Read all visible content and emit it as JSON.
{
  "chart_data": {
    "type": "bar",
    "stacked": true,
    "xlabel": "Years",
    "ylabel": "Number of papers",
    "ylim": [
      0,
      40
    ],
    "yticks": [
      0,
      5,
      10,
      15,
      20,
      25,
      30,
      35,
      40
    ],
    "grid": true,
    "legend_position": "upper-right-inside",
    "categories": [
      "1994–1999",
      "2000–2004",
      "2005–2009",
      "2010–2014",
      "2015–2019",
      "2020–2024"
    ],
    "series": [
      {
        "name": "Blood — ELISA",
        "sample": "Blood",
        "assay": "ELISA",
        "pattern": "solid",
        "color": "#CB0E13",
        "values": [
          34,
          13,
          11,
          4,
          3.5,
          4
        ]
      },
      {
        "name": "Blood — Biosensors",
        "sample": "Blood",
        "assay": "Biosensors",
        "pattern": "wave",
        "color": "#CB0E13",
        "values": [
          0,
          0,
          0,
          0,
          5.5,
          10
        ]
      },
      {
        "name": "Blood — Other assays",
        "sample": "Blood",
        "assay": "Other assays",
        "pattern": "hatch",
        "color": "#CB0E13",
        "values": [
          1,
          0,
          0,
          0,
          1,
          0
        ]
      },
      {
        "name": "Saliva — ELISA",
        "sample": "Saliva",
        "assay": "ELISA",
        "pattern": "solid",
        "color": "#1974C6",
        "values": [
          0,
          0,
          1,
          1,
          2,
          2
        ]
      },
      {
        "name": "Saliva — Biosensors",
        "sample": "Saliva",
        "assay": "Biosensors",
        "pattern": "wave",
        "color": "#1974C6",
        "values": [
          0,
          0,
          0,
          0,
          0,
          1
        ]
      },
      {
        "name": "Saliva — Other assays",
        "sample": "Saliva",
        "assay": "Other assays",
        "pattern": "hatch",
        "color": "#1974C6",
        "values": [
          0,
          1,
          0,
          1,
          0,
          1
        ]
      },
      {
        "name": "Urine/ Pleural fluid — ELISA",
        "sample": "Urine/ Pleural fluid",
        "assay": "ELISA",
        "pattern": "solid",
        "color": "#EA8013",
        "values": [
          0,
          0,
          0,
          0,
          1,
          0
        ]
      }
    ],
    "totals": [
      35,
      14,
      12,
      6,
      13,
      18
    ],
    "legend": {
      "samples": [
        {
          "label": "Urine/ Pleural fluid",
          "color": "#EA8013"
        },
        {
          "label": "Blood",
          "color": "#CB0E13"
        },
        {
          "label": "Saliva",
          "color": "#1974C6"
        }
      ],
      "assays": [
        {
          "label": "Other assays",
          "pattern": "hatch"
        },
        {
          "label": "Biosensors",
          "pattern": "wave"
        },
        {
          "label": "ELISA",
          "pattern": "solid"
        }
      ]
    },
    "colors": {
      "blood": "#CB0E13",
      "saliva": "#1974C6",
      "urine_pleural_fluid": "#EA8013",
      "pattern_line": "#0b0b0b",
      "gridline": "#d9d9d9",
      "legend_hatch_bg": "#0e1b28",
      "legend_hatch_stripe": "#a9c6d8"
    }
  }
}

§ DESCRIPTION OF THE TASK:
Copy each line of the entries exactly.

§ RESPONSE TO THIS EXERCISE:
Read all visible content and emit it as JSON.
{
  "chart_data": {
    "type": "bar",
    "stacked": true,
    "xlabel": "Years",
    "ylabel": "Number of papers",
    "ylim": [
      0,
      40
    ],
    "yticks": [
      0,
      5,
      10,
      15,
      20,
      25,
      30,
      35,
      40
    ],
    "grid": true,
    "legend_position": "upper-right-inside",
    "categories": [
      "1994–1999",
      "2000–2004",
      "2005–2009",
      "2010–2014",
      "2015–2019",
      "2020–2024"
    ],
    "series": [
      {
        "name": "Blood — ELISA",
        "sample": "Blood",
        "assay": "ELISA",
        "pattern": "solid",
        "color": "#CB0E13",
        "values": [
          34,
          13,
          11,
          4,
          3.5,
          4
        ]
      },
      {
        "name": "Blood — Biosensors",
        "sample": "Blood",
        "assay": "Biosensors",
        "pattern": "wave",
        "color": "#CB0E13",
        "values": [
          0,
          0,
          0,
          0,
          5.5,
          10
        ]
      },
      {
        "name": "Blood — Other assays",
        "sample": "Blood",
        "assay": "Other assays",
        "pattern": "hatch",
        "color": "#CB0E13",
        "values": [
          1,
          0,
          0,
          0,
          1,
          0
        ]
      },
      {
        "name": "Saliva — ELISA",
        "sample": "Saliva",
        "assay": "ELISA",
        "pattern": "solid",
        "color": "#1974C6",
        "values": [
          0,
          0,
          1,
          1,
          2,
          2
        ]
      },
      {
        "name": "Saliva — Biosensors",
        "sample": "Saliva",
        "assay": "Biosensors",
        "pattern": "wave",
        "color": "#1974C6",
        "values": [
          0,
          0,
          0,
          0,
          0,
          1
        ]
      },
      {
        "name": "Saliva — Other assays",
        "sample": "Saliva",
        "assay": "Other assays",
        "pattern": "hatch",
        "color": "#1974C6",
        "values": [
          0,
          1,
          0,
          1,
          0,
          1
        ]
      },
      {
        "name": "Urine/ Pleural fluid — ELISA",
        "sample": "Urine/ Pleural fluid",
        "assay": "ELISA",
        "pattern": "solid",
        "color": "#EA8013",
        "values": [
          0,
          0,
          0,
          0,
          1,
          0
        ]
      }
    ],
    "totals": [
      35,
      14,
      12,
      6,
      13,
      18
    ],
    "legend": {
      "samples": [
        {
          "label": "Urine/ Pleural fluid",
          "color": "#EA8013"
        },
        {
          "label": "Blood",
          "color": "#CB0E13"
        },
        {
          "label": "Saliva",
          "color": "#1974C6"
        }
      ],
      "assays": [
        {
          "label": "Other assays",
          "pattern": "hatch"
        },
        {
          "label": "Biosensors",
          "pattern": "wave"
        },
        {
          "label": "ELISA",
          "pattern": "solid"
        }
      ]
    },
    "colors": {
      "blood": "#CB0E13",
      "saliva": "#1974C6",
      "urine_pleural_fluid": "#EA8013",
      "pattern_line": "#0b0b0b",
      "gridline": "#d9d9d9",
      "legend_hatch_bg": "#0e1b28",
      "legend_hatch_stripe": "#a9c6d8"
    }
  }
}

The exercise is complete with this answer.